__Job__. Scan the lines below for the string "AECO" and copy every one that has it.
--*--
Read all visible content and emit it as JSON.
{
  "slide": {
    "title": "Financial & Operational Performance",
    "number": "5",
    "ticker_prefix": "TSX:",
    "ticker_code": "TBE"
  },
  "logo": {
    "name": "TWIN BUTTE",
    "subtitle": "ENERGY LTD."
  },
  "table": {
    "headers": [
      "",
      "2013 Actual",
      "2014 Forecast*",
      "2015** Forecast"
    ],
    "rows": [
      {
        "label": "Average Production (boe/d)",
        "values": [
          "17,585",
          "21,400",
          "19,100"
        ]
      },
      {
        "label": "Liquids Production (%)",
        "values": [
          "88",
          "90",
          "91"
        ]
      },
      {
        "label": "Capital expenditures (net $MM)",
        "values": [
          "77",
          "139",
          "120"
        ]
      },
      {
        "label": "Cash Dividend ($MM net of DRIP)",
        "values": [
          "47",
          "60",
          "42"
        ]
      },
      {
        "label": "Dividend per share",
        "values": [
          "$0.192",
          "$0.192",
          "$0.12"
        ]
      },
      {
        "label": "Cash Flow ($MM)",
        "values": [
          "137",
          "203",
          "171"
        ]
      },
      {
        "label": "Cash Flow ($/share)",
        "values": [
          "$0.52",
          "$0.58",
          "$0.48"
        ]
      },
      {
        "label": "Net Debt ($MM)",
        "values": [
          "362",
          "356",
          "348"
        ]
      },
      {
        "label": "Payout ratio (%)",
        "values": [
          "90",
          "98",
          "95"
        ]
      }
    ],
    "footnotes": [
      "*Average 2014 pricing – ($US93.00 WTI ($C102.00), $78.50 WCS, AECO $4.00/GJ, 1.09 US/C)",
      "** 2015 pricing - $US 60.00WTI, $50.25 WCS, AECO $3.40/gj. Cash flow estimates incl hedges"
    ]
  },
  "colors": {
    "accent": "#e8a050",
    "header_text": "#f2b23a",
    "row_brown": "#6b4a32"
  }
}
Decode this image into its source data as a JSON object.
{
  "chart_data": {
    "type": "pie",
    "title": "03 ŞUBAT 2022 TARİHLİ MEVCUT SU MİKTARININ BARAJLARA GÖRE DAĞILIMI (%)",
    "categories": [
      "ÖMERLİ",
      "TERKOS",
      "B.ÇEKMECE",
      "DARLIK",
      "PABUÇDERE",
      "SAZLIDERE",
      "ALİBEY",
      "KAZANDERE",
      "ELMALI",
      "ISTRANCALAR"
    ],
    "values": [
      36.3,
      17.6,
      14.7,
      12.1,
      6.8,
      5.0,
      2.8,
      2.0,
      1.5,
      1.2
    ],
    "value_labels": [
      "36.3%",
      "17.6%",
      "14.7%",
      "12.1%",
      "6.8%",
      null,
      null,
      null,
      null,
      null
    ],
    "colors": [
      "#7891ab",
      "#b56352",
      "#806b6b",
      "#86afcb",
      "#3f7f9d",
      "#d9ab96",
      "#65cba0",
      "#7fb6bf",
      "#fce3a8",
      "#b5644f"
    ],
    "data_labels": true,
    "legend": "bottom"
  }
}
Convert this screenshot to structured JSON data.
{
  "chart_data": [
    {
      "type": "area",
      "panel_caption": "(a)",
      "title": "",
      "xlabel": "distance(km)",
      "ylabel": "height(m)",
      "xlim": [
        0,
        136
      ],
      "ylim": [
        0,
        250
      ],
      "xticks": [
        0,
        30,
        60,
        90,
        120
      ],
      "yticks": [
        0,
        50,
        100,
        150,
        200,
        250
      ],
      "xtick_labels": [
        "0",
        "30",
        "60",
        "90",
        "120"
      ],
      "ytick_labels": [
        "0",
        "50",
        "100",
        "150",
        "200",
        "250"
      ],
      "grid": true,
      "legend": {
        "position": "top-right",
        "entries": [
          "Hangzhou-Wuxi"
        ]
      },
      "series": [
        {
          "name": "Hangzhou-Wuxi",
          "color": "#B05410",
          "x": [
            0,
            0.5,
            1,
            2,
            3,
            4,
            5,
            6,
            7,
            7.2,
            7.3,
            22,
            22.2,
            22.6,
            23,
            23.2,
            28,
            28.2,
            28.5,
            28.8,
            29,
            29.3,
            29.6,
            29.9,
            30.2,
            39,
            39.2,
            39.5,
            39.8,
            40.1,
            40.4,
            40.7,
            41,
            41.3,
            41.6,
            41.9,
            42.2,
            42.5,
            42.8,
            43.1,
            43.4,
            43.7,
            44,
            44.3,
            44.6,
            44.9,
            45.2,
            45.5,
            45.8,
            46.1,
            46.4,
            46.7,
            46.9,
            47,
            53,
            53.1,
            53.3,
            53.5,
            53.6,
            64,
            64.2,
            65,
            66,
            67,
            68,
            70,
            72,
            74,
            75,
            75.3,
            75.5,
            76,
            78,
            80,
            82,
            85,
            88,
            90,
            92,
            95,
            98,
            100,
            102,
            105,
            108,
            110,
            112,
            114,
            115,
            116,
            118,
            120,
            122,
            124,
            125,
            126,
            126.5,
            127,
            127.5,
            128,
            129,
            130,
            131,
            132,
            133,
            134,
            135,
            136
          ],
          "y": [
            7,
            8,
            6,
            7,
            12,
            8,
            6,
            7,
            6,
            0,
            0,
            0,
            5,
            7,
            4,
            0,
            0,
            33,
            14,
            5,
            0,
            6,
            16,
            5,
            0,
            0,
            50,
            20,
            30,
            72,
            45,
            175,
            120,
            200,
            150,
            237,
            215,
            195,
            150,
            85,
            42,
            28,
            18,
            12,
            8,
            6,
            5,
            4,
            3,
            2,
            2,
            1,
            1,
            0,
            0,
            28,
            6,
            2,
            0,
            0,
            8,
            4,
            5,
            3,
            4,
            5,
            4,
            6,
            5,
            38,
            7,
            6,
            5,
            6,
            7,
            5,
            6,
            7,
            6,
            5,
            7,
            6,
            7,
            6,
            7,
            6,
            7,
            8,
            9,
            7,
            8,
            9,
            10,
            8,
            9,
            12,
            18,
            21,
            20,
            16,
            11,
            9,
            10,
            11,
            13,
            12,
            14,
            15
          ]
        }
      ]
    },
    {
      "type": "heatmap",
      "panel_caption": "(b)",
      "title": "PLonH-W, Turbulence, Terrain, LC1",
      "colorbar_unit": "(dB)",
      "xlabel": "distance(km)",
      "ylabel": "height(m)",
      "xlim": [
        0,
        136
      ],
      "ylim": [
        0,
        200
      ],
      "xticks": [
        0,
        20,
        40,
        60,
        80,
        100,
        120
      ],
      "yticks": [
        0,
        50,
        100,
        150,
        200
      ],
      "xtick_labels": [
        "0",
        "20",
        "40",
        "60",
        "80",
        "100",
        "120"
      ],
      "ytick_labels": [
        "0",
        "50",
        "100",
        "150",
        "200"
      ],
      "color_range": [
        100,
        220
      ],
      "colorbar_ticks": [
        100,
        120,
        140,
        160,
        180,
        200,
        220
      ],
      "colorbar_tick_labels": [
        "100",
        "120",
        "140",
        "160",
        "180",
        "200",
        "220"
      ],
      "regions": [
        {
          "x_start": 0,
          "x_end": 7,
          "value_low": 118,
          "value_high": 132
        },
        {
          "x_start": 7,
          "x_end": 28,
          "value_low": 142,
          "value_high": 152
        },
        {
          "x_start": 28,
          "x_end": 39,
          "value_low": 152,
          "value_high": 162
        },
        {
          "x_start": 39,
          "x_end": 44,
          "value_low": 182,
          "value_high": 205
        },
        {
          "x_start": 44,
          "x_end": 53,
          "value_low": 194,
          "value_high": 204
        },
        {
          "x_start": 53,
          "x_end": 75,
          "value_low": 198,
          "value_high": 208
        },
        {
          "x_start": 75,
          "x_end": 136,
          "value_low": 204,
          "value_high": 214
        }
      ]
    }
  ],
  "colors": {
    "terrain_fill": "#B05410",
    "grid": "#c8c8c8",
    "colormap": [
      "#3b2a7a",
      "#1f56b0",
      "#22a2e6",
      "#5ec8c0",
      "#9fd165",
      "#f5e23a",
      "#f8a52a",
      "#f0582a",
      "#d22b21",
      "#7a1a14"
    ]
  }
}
--*--
__Response__.
      "*Average 2014 pricing – ($US93.00 WTI ($C102.00), $78.50 WCS, AECO $4.00/GJ, 1.09 US/C)",
      "** 2015 pricing - $US 60.00WTI, $50.25 WCS, AECO $3.40/gj. Cash flow estimates incl hedges"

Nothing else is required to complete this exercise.